## Given exercise
Locate all lines in the data below that hold "Visina" and show them.

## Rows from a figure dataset

/---

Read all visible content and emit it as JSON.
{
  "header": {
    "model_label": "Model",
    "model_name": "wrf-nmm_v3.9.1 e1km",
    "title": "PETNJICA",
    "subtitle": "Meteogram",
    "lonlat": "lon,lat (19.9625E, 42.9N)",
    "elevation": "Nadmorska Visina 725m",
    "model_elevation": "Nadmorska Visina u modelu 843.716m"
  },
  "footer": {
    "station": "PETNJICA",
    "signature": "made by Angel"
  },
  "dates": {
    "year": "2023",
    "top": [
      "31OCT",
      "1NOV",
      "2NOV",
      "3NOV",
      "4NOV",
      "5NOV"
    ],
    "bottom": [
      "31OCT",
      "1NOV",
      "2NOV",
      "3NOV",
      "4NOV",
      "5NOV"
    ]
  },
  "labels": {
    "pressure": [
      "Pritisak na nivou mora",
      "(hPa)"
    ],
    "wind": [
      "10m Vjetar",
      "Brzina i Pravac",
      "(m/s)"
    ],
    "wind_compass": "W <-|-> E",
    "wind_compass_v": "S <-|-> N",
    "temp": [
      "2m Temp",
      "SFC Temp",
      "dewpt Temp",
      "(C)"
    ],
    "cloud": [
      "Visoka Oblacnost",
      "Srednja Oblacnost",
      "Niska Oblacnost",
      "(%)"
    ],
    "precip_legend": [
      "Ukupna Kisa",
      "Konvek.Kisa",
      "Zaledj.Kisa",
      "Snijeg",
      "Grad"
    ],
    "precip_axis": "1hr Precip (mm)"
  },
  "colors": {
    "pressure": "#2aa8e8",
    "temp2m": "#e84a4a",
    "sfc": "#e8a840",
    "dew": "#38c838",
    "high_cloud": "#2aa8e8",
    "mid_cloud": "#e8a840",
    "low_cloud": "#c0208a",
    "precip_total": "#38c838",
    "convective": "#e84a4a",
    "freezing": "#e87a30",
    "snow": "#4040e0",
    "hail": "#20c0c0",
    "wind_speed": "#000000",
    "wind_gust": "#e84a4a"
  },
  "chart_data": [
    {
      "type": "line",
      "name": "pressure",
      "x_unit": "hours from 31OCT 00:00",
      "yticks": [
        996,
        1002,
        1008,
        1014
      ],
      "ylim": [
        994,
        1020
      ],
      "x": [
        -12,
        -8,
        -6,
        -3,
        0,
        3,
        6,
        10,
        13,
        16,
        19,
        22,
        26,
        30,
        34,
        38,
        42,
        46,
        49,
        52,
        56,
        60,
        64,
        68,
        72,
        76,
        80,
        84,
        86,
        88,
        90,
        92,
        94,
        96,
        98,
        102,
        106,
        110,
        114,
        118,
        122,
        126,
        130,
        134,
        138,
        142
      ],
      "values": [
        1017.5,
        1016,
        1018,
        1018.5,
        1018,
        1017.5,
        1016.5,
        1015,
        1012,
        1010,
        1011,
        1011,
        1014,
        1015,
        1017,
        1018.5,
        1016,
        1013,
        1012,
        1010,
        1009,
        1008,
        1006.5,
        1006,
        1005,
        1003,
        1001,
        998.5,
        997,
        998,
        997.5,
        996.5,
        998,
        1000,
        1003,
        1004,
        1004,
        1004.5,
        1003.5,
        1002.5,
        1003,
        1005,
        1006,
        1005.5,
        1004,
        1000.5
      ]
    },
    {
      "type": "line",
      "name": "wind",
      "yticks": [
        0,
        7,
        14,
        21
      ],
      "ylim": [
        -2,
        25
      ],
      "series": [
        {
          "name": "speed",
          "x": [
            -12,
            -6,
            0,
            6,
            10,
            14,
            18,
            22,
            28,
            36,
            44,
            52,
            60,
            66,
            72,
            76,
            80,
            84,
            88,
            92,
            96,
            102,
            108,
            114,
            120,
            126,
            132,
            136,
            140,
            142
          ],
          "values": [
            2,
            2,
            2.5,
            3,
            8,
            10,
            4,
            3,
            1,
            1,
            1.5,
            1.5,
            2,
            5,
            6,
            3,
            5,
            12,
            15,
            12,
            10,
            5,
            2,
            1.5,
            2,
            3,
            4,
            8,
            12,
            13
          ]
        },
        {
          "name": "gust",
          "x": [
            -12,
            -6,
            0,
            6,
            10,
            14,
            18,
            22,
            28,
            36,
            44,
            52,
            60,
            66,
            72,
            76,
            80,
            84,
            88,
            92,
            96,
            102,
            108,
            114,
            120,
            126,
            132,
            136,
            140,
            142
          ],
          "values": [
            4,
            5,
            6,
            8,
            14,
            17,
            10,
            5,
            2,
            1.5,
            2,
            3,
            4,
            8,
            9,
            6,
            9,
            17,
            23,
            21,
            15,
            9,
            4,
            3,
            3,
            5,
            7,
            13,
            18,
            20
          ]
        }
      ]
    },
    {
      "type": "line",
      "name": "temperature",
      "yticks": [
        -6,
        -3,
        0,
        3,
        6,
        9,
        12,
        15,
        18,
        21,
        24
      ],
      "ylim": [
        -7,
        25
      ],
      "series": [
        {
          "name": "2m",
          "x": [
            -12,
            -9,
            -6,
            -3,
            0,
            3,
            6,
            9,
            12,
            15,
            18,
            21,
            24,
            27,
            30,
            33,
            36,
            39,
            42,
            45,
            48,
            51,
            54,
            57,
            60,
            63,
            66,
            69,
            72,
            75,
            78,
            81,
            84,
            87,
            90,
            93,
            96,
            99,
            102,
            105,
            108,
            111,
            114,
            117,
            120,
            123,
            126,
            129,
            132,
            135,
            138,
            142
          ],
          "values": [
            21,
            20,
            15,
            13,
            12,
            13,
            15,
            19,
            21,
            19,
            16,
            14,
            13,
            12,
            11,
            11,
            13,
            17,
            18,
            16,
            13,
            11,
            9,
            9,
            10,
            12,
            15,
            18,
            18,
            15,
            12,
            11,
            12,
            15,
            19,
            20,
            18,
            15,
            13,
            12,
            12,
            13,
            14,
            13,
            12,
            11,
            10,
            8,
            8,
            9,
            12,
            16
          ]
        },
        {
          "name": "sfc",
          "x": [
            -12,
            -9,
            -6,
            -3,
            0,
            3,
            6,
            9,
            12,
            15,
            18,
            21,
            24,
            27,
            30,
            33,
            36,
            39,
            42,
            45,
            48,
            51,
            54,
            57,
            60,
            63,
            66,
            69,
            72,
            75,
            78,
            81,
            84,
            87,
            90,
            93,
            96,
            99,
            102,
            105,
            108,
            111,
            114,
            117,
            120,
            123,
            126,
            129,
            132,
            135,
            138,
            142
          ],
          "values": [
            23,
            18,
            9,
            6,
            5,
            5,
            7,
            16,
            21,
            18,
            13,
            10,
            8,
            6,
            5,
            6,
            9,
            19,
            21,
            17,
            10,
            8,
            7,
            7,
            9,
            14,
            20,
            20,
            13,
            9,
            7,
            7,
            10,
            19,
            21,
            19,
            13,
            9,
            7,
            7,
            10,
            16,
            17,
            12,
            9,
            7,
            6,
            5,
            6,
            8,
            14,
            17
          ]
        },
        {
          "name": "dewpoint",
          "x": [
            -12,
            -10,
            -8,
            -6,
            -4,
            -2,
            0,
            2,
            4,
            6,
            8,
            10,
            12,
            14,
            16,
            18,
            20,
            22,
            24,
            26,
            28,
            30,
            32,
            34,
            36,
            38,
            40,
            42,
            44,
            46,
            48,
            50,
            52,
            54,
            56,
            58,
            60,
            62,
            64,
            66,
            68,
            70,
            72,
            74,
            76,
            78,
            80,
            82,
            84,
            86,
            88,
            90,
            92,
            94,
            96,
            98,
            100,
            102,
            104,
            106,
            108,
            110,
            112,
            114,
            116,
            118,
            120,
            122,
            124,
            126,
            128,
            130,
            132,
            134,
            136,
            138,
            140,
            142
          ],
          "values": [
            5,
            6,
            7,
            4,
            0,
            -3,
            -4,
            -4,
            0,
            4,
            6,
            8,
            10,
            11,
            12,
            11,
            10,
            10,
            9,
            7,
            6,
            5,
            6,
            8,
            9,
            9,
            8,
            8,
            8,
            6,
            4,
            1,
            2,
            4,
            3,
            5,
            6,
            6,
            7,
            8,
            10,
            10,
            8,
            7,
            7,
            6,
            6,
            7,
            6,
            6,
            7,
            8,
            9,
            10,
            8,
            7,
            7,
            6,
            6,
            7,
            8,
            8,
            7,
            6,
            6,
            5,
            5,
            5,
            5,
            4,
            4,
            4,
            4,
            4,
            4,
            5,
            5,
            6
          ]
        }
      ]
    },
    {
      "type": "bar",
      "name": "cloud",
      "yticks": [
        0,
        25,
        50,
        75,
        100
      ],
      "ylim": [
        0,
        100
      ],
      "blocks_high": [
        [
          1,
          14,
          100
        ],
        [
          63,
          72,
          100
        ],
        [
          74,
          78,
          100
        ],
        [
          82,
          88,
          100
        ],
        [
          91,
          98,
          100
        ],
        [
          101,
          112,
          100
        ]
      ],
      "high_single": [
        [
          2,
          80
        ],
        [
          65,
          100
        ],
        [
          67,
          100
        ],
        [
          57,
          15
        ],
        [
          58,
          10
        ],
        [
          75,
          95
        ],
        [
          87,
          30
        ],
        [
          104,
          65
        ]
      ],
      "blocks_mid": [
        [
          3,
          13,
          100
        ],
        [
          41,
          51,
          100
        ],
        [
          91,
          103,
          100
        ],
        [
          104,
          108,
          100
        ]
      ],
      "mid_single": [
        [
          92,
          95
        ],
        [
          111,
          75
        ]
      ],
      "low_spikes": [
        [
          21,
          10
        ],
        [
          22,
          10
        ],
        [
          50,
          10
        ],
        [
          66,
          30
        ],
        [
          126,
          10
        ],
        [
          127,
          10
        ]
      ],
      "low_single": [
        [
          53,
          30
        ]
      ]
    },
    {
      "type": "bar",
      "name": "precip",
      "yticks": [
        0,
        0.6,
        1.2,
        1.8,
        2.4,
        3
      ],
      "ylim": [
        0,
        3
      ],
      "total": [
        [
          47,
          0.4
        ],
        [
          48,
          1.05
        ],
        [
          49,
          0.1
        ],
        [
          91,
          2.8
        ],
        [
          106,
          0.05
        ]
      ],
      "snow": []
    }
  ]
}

\---

## Completed exercise
    "elevation": "Nadmorska Visina 725m",
    "model_elevation": "Nadmorska Visina u modelu 843.716m"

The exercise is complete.